[Written exercise]
Transcribe the entries that follow exactly as they appear, minus pictures.

▬▬▬▬▬▬▬▬▬▬

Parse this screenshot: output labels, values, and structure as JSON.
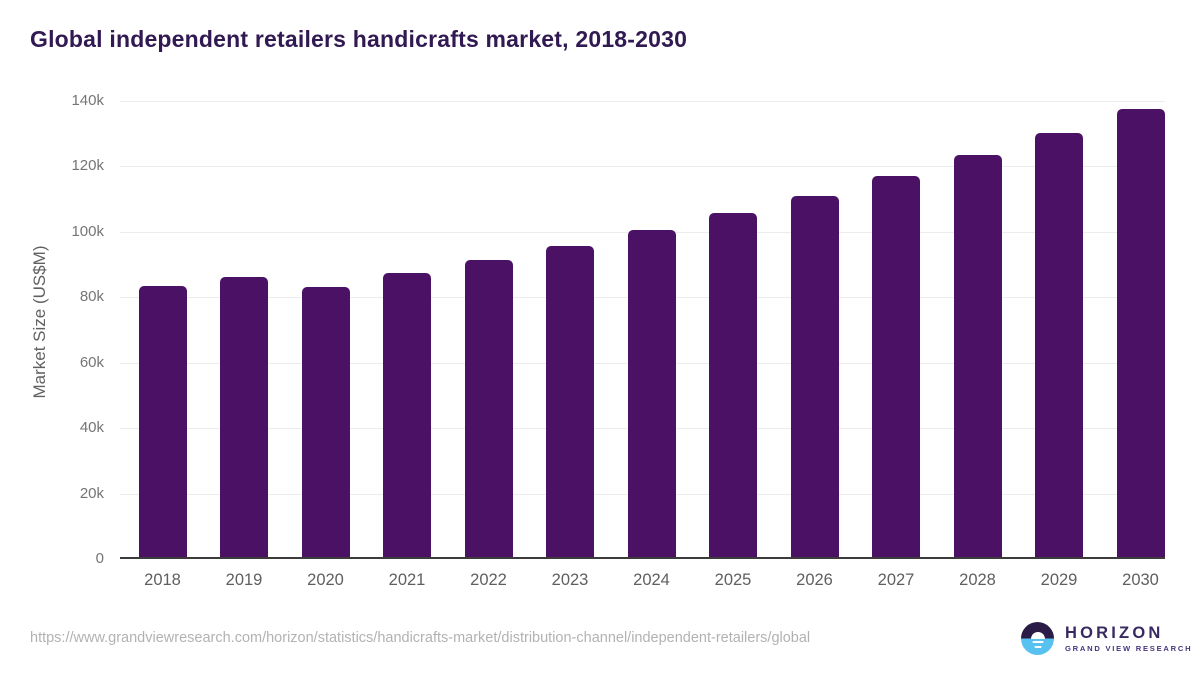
{
  "title": "Global independent retailers handicrafts market, 2018-2030",
  "chart_data": {
    "type": "bar",
    "title": "Global independent retailers handicrafts market, 2018-2030",
    "xlabel": "",
    "ylabel": "Market Size (US$M)",
    "ylim": [
      0,
      140000
    ],
    "grid": true,
    "legend": false,
    "bar_color": "#4a1164",
    "categories": [
      "2018",
      "2019",
      "2020",
      "2021",
      "2022",
      "2023",
      "2024",
      "2025",
      "2026",
      "2027",
      "2028",
      "2029",
      "2030"
    ],
    "values": [
      82900,
      85600,
      82400,
      86700,
      90900,
      95200,
      99900,
      105100,
      110500,
      116400,
      122800,
      129500,
      137000
    ],
    "yticks": [
      {
        "value": 0,
        "label": "0"
      },
      {
        "value": 20000,
        "label": "20k"
      },
      {
        "value": 40000,
        "label": "40k"
      },
      {
        "value": 60000,
        "label": "60k"
      },
      {
        "value": 80000,
        "label": "80k"
      },
      {
        "value": 100000,
        "label": "100k"
      },
      {
        "value": 120000,
        "label": "120k"
      },
      {
        "value": 140000,
        "label": "140k"
      }
    ]
  },
  "footer": {
    "source_url": "https://www.grandviewresearch.com/horizon/statistics/handicrafts-market/distribution-channel/independent-retailers/global",
    "logo": {
      "name": "HORIZON",
      "subtitle": "GRAND VIEW RESEARCH"
    }
  },
  "colors": {
    "bar": "#4a1164",
    "title_text": "#311952",
    "gridline": "#ececec",
    "axis_line": "#3c3c3c",
    "y_tick_text": "#757575",
    "x_tick_text": "#5f5f5f",
    "url_text": "#b2b2b2",
    "logo_purple": "#2b1b47",
    "logo_blue": "#57c1ef"
  }
}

▬▬▬▬▬▬▬▬▬▬

[The output]
Parse this screenshot: output labels, values, and structure as JSON.
{
  "title": "Global independent retailers handicrafts market, 2018-2030",
  "chart_data": {
    "type": "bar",
    "title": "Global independent retailers handicrafts market, 2018-2030",
    "xlabel": "",
    "ylabel": "Market Size (US$M)",
    "ylim": [
      0,
      140000
    ],
    "grid": true,
    "legend": false,
    "bar_color": "#4a1164",
    "categories": [
      "2018",
      "2019",
      "2020",
      "2021",
      "2022",
      "2023",
      "2024",
      "2025",
      "2026",
      "2027",
      "2028",
      "2029",
      "2030"
    ],
    "values": [
      82900,
      85600,
      82400,
      86700,
      90900,
      95200,
      99900,
      105100,
      110500,
      116400,
      122800,
      129500,
      137000
    ],
    "yticks": [
      {
        "value": 0,
        "label": "0"
      },
      {
        "value": 20000,
        "label": "20k"
      },
      {
        "value": 40000,
        "label": "40k"
      },
      {
        "value": 60000,
        "label": "60k"
      },
      {
        "value": 80000,
        "label": "80k"
      },
      {
        "value": 100000,
        "label": "100k"
      },
      {
        "value": 120000,
        "label": "120k"
      },
      {
        "value": 140000,
        "label": "140k"
      }
    ]
  },
  "footer": {
    "source_url": "https://www.grandviewresearch.com/horizon/statistics/handicrafts-market/distribution-channel/independent-retailers/global",
    "logo": {
      "name": "HORIZON",
      "subtitle": "GRAND VIEW RESEARCH"
    }
  },
  "colors": {
    "bar": "#4a1164",
    "title_text": "#311952",
    "gridline": "#ececec",
    "axis_line": "#3c3c3c",
    "y_tick_text": "#757575",
    "x_tick_text": "#5f5f5f",
    "url_text": "#b2b2b2",
    "logo_purple": "#2b1b47",
    "logo_blue": "#57c1ef"
  }
}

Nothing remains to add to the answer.